-- What the exercise asks --
Filter out everything except lines holding "border".

Stored dataset items
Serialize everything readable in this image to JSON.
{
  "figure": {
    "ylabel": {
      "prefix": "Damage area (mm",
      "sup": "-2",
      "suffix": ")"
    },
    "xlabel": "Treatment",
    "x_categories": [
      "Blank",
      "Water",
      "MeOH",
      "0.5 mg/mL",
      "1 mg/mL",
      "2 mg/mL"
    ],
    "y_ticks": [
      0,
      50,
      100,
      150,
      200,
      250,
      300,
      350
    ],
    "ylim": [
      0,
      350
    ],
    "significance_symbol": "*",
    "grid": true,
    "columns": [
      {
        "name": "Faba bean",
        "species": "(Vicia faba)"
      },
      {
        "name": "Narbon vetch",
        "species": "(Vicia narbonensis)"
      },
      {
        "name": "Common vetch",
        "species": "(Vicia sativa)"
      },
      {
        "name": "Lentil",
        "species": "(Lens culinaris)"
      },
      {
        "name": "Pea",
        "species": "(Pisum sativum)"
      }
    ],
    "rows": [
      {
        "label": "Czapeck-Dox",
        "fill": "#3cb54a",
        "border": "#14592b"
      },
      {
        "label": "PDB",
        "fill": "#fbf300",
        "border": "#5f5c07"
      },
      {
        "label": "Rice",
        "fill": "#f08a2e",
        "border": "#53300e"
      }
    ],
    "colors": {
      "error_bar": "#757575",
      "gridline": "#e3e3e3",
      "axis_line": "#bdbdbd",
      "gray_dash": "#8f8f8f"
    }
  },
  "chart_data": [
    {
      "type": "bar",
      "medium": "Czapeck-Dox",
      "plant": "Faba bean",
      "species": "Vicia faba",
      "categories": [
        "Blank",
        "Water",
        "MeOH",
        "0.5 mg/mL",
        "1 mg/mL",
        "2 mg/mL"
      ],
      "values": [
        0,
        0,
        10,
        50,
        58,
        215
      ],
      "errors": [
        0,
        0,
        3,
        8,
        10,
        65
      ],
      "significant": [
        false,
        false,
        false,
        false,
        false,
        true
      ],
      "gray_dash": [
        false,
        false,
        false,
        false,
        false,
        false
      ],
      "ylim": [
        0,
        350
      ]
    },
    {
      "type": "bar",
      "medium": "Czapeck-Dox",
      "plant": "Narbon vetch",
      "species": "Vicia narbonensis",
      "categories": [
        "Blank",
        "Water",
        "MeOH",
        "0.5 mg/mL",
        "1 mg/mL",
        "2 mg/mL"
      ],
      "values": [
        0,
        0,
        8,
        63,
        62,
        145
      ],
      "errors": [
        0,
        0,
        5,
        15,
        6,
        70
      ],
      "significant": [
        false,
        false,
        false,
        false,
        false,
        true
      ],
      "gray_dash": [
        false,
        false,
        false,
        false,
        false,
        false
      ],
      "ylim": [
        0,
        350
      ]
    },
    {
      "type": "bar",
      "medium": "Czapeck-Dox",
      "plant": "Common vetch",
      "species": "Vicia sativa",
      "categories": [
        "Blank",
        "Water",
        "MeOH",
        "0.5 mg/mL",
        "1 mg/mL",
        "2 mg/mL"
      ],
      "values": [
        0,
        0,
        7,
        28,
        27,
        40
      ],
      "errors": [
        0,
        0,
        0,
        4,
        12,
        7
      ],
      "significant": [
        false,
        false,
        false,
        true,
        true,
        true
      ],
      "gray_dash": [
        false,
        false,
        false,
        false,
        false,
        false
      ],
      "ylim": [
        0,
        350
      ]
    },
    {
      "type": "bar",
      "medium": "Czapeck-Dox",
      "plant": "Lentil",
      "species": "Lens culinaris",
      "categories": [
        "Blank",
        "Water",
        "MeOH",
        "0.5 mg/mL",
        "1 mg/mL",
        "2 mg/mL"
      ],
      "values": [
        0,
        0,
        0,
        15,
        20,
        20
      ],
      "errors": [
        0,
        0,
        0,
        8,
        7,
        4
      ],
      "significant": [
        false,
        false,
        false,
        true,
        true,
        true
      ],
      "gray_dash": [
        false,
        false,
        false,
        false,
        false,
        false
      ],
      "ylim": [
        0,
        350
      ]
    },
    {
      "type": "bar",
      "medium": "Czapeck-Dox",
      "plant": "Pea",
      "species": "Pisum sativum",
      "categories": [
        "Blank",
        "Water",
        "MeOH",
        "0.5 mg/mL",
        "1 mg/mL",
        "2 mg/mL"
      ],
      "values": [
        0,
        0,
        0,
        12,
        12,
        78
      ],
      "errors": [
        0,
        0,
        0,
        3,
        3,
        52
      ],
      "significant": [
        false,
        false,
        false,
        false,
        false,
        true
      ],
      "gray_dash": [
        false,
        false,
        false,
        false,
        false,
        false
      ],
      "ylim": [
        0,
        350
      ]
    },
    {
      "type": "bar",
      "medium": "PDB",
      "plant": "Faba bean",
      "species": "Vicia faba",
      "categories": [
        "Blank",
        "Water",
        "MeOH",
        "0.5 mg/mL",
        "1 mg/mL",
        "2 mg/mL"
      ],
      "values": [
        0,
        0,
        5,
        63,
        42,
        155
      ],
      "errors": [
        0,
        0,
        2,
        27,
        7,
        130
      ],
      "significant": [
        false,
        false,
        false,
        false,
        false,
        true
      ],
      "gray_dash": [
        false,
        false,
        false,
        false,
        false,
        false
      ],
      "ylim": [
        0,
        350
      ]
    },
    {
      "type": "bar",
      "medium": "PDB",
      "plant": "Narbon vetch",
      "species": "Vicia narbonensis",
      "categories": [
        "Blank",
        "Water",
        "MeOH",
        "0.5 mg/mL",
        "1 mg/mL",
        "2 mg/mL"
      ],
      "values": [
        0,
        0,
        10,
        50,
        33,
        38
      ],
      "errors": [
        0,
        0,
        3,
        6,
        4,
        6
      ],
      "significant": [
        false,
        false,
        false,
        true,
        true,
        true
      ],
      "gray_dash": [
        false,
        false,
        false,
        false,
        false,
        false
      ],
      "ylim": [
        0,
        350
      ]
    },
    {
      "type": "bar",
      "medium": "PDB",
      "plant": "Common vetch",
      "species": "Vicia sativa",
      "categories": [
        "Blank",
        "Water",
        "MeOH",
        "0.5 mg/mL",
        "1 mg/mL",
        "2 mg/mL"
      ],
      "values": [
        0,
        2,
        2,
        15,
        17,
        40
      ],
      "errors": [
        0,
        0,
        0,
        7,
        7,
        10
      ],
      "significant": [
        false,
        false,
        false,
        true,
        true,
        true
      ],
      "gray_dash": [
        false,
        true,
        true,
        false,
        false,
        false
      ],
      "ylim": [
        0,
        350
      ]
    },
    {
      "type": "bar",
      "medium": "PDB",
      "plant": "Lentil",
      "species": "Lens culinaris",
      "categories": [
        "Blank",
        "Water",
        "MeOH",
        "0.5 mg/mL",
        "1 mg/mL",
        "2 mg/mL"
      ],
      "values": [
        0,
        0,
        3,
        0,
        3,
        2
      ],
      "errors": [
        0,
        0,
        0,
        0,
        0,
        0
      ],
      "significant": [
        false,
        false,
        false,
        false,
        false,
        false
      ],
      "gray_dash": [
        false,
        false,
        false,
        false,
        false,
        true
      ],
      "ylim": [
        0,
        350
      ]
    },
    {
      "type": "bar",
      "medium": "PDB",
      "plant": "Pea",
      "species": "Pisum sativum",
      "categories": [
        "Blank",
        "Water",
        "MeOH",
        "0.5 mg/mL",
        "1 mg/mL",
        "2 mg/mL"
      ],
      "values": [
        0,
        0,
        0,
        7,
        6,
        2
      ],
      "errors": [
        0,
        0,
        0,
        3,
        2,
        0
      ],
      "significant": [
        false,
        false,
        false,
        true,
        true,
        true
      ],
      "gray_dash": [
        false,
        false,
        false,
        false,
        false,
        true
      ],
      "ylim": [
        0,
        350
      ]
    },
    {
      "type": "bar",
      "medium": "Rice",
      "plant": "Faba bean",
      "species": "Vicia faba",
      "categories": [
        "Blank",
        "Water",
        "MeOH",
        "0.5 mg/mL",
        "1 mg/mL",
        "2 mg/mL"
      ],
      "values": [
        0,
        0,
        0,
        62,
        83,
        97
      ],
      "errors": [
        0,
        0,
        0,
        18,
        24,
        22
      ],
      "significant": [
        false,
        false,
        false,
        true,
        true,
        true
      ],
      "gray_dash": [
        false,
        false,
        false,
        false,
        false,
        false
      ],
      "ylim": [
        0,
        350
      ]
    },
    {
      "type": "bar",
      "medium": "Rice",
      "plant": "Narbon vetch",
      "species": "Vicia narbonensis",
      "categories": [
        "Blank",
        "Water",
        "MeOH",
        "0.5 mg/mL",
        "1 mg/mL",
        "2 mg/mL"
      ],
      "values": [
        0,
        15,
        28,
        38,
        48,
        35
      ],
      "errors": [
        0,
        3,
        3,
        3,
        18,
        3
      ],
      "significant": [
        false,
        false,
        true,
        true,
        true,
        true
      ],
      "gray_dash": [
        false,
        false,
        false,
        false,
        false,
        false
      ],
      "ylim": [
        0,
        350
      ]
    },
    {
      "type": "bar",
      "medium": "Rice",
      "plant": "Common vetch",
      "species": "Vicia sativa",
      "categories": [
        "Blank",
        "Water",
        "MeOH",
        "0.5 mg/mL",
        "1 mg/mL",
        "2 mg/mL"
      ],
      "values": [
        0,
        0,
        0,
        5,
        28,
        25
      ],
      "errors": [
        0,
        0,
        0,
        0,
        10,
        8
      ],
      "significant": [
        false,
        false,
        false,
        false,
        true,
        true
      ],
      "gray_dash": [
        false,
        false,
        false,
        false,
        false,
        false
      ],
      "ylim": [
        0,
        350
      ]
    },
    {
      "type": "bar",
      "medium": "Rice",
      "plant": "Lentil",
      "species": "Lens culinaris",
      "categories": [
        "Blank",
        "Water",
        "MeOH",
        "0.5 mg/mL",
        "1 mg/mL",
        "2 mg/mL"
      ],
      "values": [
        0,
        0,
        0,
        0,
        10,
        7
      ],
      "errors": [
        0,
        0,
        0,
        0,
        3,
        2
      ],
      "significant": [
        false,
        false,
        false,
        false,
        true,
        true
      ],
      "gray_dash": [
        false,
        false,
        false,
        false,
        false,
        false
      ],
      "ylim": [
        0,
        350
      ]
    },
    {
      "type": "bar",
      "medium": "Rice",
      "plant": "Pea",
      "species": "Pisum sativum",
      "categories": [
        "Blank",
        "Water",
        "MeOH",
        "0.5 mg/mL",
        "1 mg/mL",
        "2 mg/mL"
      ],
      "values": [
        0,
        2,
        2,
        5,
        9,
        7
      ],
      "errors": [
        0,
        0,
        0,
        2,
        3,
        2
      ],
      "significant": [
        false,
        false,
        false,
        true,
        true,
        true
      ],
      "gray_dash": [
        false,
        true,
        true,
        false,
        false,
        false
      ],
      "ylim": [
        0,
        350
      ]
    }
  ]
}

-- Reply --
        "border": "#14592b"
        "border": "#5f5c07"
        "border": "#53300e"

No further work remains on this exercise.